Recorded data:
------------
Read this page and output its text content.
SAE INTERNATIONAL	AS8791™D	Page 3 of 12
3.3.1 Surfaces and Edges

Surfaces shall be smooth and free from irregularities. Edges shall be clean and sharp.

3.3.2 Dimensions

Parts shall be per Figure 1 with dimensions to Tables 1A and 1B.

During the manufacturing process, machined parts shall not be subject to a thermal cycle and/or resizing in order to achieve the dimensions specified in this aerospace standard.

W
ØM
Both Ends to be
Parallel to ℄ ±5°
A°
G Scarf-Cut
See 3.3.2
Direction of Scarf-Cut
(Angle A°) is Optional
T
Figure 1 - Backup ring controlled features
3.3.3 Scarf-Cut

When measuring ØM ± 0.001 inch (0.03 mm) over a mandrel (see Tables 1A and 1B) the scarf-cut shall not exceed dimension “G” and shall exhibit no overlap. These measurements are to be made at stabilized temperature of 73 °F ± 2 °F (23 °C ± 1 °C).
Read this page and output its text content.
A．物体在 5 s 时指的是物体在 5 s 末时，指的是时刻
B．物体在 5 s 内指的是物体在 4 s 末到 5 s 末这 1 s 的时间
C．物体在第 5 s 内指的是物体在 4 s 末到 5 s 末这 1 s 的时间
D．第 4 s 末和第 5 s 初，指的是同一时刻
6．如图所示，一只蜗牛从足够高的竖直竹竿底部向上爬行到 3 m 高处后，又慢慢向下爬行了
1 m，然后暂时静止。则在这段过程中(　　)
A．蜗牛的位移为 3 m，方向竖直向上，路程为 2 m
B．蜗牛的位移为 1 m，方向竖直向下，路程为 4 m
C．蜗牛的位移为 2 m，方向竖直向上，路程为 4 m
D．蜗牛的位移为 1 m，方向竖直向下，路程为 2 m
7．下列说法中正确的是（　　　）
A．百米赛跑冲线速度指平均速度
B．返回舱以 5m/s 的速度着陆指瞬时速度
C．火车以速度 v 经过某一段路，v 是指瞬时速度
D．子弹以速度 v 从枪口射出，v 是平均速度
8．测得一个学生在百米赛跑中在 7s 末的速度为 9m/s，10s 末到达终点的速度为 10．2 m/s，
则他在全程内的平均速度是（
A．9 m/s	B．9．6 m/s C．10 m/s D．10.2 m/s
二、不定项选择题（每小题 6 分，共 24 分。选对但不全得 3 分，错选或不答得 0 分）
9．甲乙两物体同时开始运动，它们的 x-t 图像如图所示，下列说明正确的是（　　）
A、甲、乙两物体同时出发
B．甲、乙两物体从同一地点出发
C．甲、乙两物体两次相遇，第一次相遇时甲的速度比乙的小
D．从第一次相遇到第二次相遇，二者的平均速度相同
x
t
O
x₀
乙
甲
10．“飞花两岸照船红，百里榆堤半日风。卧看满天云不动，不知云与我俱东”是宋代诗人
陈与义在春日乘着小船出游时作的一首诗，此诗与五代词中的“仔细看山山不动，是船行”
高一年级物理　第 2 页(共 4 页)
------------
Task directions:
Transcribe the whole listing exactly.

Exercise response:
Read this page and output its text content.
SAE INTERNATIONAL	AS8791™D	Page 3 of 12
3.3.1 Surfaces and Edges

Surfaces shall be smooth and free from irregularities. Edges shall be clean and sharp.

3.3.2 Dimensions

Parts shall be per Figure 1 with dimensions to Tables 1A and 1B.

During the manufacturing process, machined parts shall not be subject to a thermal cycle and/or resizing in order to achieve the dimensions specified in this aerospace standard.

W
ØM
Both Ends to be
Parallel to ℄ ±5°
A°
G Scarf-Cut
See 3.3.2
Direction of Scarf-Cut
(Angle A°) is Optional
T
Figure 1 - Backup ring controlled features
3.3.3 Scarf-Cut

When measuring ØM ± 0.001 inch (0.03 mm) over a mandrel (see Tables 1A and 1B) the scarf-cut shall not exceed dimension “G” and shall exhibit no overlap. These measurements are to be made at stabilized temperature of 73 °F ± 2 °F (23 °C ± 1 °C).
Read this page and output its text content.
A．物体在 5 s 时指的是物体在 5 s 末时，指的是时刻
B．物体在 5 s 内指的是物体在 4 s 末到 5 s 末这 1 s 的时间
C．物体在第 5 s 内指的是物体在 4 s 末到 5 s 末这 1 s 的时间
D．第 4 s 末和第 5 s 初，指的是同一时刻
6．如图所示，一只蜗牛从足够高的竖直竹竿底部向上爬行到 3 m 高处后，又慢慢向下爬行了
1 m，然后暂时静止。则在这段过程中(　　)
A．蜗牛的位移为 3 m，方向竖直向上，路程为 2 m
B．蜗牛的位移为 1 m，方向竖直向下，路程为 4 m
C．蜗牛的位移为 2 m，方向竖直向上，路程为 4 m
D．蜗牛的位移为 1 m，方向竖直向下，路程为 2 m
7．下列说法中正确的是（　　　）
A．百米赛跑冲线速度指平均速度
B．返回舱以 5m/s 的速度着陆指瞬时速度
C．火车以速度 v 经过某一段路，v 是指瞬时速度
D．子弹以速度 v 从枪口射出，v 是平均速度
8．测得一个学生在百米赛跑中在 7s 末的速度为 9m/s，10s 末到达终点的速度为 10．2 m/s，
则他在全程内的平均速度是（
A．9 m/s	B．9．6 m/s C．10 m/s D．10.2 m/s
二、不定项选择题（每小题 6 分，共 24 分。选对但不全得 3 分，错选或不答得 0 分）
9．甲乙两物体同时开始运动，它们的 x-t 图像如图所示，下列说明正确的是（　　）
A、甲、乙两物体同时出发
B．甲、乙两物体从同一地点出发
C．甲、乙两物体两次相遇，第一次相遇时甲的速度比乙的小
D．从第一次相遇到第二次相遇，二者的平均速度相同
x
t
O
x₀
乙
甲
10．“飞花两岸照船红，百里榆堤半日风。卧看满天云不动，不知云与我俱东”是宋代诗人
陈与义在春日乘着小船出游时作的一首诗，此诗与五代词中的“仔细看山山不动，是船行”
高一年级物理　第 2 页(共 4 页)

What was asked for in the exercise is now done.